■ **Task description**: The records underneath are to be repeated exactly, with the pictures left out.

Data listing
■ ■ ■
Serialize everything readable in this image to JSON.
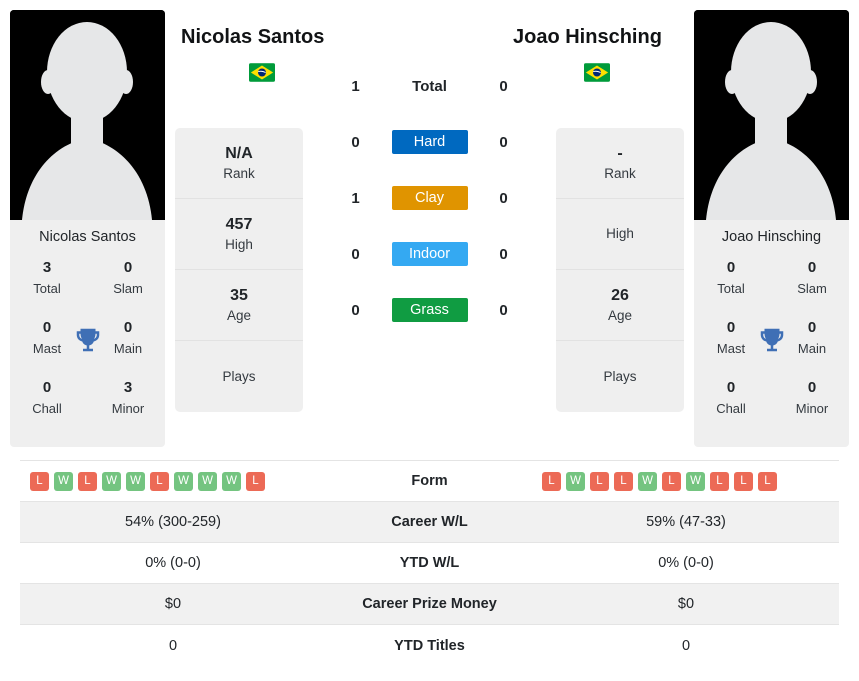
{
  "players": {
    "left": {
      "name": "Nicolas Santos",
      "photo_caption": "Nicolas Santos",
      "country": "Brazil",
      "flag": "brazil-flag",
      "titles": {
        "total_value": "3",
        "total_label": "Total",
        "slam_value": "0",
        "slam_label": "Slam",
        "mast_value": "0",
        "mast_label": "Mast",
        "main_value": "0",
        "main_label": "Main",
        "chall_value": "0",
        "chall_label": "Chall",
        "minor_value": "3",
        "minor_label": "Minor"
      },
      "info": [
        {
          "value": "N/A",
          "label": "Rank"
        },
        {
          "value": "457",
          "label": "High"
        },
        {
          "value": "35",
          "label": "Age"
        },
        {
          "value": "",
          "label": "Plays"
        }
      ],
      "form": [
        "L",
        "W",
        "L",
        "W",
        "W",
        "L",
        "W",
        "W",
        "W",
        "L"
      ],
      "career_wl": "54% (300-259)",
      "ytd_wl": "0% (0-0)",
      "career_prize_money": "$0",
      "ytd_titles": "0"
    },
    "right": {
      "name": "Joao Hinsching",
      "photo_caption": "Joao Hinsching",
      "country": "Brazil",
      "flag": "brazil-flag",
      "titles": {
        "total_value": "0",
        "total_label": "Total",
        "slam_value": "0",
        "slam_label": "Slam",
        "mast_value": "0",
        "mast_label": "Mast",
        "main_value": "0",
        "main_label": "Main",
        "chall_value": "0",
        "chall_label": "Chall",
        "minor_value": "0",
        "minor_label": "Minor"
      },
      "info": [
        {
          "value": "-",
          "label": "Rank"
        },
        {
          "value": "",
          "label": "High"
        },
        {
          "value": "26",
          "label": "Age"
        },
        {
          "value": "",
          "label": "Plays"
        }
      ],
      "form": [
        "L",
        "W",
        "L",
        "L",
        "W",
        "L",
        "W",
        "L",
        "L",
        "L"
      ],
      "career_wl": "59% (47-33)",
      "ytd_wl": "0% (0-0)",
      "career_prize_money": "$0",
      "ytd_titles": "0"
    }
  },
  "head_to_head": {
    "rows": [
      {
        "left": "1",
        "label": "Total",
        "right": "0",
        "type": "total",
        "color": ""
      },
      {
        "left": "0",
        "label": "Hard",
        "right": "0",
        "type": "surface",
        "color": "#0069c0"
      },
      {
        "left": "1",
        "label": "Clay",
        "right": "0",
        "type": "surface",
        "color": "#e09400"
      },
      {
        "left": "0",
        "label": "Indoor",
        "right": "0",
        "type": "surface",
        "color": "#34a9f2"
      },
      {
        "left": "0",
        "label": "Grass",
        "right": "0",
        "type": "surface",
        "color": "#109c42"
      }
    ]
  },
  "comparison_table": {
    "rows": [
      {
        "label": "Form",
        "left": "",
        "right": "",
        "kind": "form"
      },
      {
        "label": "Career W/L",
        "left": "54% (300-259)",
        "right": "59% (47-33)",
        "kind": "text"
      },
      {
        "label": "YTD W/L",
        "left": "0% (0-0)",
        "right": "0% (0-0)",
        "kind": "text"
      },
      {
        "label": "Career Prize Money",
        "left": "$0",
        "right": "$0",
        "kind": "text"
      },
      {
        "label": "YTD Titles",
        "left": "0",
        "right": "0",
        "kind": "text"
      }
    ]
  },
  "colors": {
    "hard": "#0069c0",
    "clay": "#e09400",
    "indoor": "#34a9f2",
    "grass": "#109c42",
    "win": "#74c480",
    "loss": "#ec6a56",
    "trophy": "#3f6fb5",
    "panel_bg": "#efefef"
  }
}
■ ■ ■
■ **Expected answer**:
Serialize everything readable in this image to JSON.
{
  "players": {
    "left": {
      "name": "Nicolas Santos",
      "photo_caption": "Nicolas Santos",
      "country": "Brazil",
      "flag": "brazil-flag",
      "titles": {
        "total_value": "3",
        "total_label": "Total",
        "slam_value": "0",
        "slam_label": "Slam",
        "mast_value": "0",
        "mast_label": "Mast",
        "main_value": "0",
        "main_label": "Main",
        "chall_value": "0",
        "chall_label": "Chall",
        "minor_value": "3",
        "minor_label": "Minor"
      },
      "info": [
        {
          "value": "N/A",
          "label": "Rank"
        },
        {
          "value": "457",
          "label": "High"
        },
        {
          "value": "35",
          "label": "Age"
        },
        {
          "value": "",
          "label": "Plays"
        }
      ],
      "form": [
        "L",
        "W",
        "L",
        "W",
        "W",
        "L",
        "W",
        "W",
        "W",
        "L"
      ],
      "career_wl": "54% (300-259)",
      "ytd_wl": "0% (0-0)",
      "career_prize_money": "$0",
      "ytd_titles": "0"
    },
    "right": {
      "name": "Joao Hinsching",
      "photo_caption": "Joao Hinsching",
      "country": "Brazil",
      "flag": "brazil-flag",
      "titles": {
        "total_value": "0",
        "total_label": "Total",
        "slam_value": "0",
        "slam_label": "Slam",
        "mast_value": "0",
        "mast_label": "Mast",
        "main_value": "0",
        "main_label": "Main",
        "chall_value": "0",
        "chall_label": "Chall",
        "minor_value": "0",
        "minor_label": "Minor"
      },
      "info": [
        {
          "value": "-",
          "label": "Rank"
        },
        {
          "value": "",
          "label": "High"
        },
        {
          "value": "26",
          "label": "Age"
        },
        {
          "value": "",
          "label": "Plays"
        }
      ],
      "form": [
        "L",
        "W",
        "L",
        "L",
        "W",
        "L",
        "W",
        "L",
        "L",
        "L"
      ],
      "career_wl": "59% (47-33)",
      "ytd_wl": "0% (0-0)",
      "career_prize_money": "$0",
      "ytd_titles": "0"
    }
  },
  "head_to_head": {
    "rows": [
      {
        "left": "1",
        "label": "Total",
        "right": "0",
        "type": "total",
        "color": ""
      },
      {
        "left": "0",
        "label": "Hard",
        "right": "0",
        "type": "surface",
        "color": "#0069c0"
      },
      {
        "left": "1",
        "label": "Clay",
        "right": "0",
        "type": "surface",
        "color": "#e09400"
      },
      {
        "left": "0",
        "label": "Indoor",
        "right": "0",
        "type": "surface",
        "color": "#34a9f2"
      },
      {
        "left": "0",
        "label": "Grass",
        "right": "0",
        "type": "surface",
        "color": "#109c42"
      }
    ]
  },
  "comparison_table": {
    "rows": [
      {
        "label": "Form",
        "left": "",
        "right": "",
        "kind": "form"
      },
      {
        "label": "Career W/L",
        "left": "54% (300-259)",
        "right": "59% (47-33)",
        "kind": "text"
      },
      {
        "label": "YTD W/L",
        "left": "0% (0-0)",
        "right": "0% (0-0)",
        "kind": "text"
      },
      {
        "label": "Career Prize Money",
        "left": "$0",
        "right": "$0",
        "kind": "text"
      },
      {
        "label": "YTD Titles",
        "left": "0",
        "right": "0",
        "kind": "text"
      }
    ]
  },
  "colors": {
    "hard": "#0069c0",
    "clay": "#e09400",
    "indoor": "#34a9f2",
    "grass": "#109c42",
    "win": "#74c480",
    "loss": "#ec6a56",
    "trophy": "#3f6fb5",
    "panel_bg": "#efefef"
  }
}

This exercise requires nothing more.